Page element annotations:
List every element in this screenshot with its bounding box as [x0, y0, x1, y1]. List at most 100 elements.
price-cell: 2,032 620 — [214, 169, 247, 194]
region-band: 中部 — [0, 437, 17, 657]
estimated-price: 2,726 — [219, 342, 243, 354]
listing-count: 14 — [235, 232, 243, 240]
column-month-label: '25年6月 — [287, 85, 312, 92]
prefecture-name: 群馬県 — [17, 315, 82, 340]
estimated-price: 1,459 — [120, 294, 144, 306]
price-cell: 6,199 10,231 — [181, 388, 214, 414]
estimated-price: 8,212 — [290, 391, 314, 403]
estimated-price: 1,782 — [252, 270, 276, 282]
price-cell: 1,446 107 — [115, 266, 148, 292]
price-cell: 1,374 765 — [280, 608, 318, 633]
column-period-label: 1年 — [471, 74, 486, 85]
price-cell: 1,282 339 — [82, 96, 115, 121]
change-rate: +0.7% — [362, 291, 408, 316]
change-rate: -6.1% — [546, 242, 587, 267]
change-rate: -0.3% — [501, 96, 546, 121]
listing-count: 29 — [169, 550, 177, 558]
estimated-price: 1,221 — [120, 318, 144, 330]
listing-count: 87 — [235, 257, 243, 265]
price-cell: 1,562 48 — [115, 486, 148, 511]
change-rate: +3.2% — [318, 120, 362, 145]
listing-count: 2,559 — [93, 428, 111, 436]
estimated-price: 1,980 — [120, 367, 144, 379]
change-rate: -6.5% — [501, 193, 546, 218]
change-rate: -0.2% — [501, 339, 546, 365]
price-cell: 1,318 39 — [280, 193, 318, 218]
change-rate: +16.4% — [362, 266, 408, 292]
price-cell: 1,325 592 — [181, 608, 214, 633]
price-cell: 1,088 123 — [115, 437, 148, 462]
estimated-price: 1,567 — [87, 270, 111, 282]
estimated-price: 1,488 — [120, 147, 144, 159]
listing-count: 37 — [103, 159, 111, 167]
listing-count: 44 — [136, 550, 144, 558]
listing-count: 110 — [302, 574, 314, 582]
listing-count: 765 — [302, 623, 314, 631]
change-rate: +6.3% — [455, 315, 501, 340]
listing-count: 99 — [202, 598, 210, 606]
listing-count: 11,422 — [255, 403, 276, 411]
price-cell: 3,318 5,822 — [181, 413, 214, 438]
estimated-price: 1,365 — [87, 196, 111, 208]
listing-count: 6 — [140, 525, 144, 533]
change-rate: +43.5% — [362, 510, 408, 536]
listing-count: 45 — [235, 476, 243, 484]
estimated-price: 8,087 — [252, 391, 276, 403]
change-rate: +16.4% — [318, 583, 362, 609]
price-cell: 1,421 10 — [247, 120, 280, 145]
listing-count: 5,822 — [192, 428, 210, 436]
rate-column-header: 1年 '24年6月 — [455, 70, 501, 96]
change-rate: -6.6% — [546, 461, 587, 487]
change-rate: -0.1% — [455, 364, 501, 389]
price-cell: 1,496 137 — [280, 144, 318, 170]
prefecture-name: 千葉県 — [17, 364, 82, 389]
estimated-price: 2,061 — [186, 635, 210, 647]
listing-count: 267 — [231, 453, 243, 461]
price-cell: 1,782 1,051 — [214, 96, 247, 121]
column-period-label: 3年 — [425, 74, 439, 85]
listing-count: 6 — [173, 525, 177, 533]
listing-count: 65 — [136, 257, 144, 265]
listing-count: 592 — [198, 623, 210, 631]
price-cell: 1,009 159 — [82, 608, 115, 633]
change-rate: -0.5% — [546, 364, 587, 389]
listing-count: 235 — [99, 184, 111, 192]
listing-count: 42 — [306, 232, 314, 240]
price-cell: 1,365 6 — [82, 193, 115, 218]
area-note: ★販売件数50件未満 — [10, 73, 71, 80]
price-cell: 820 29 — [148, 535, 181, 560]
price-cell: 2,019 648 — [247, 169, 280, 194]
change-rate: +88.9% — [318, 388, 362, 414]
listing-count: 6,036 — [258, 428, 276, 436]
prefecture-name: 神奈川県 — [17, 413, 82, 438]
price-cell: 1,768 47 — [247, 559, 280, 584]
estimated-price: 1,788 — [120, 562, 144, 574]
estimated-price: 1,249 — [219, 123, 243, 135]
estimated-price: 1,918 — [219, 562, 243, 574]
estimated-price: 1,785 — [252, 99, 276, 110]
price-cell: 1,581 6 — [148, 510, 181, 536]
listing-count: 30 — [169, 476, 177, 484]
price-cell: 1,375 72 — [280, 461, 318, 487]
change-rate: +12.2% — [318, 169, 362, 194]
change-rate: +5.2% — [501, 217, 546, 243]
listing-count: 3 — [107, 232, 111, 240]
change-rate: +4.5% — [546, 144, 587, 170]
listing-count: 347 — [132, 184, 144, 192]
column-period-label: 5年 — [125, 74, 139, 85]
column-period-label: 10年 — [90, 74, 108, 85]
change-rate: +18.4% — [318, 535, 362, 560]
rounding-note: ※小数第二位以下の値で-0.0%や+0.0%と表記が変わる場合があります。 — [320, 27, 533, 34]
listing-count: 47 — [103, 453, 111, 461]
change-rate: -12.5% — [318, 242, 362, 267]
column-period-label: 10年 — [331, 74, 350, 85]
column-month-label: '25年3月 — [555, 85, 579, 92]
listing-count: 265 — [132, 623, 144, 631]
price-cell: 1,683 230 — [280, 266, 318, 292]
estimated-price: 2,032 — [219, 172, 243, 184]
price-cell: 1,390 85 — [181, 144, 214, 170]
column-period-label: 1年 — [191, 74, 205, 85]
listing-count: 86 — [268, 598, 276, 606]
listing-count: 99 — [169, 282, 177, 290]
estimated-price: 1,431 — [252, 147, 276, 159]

EXERCISE TASK
Format the entries from the first line through the line containing "change-rate: -6.1% — [546, 242, 587, 267]" as a JSON list of strings, one string per line and both end lines included. Leave out any blank lines.

FULL ANSWER
[
  "List every element in this screenshot with its bounding box as [x0, y0, x1, y1]. List at most 100 elements.",
  "price-cell: 2,032 620 — [214, 169, 247, 194]",
  "region-band: 中部 — [0, 437, 17, 657]",
  "estimated-price: 2,726 — [219, 342, 243, 354]",
  "listing-count: 14 — [235, 232, 243, 240]",
  "column-month-label: '25年6月 — [287, 85, 312, 92]",
  "prefecture-name: 群馬県 — [17, 315, 82, 340]",
  "estimated-price: 1,459 — [120, 294, 144, 306]",
  "price-cell: 6,199 10,231 — [181, 388, 214, 414]",
  "estimated-price: 8,212 — [290, 391, 314, 403]",
  "estimated-price: 1,782 — [252, 270, 276, 282]",
  "price-cell: 1,446 107 — [115, 266, 148, 292]",
  "price-cell: 1,374 765 — [280, 608, 318, 633]",
  "column-period-label: 1年 — [471, 74, 486, 85]",
  "price-cell: 1,282 339 — [82, 96, 115, 121]",
  "change-rate: +0.7% — [362, 291, 408, 316]",
  "change-rate: -6.1% — [546, 242, 587, 267]"
]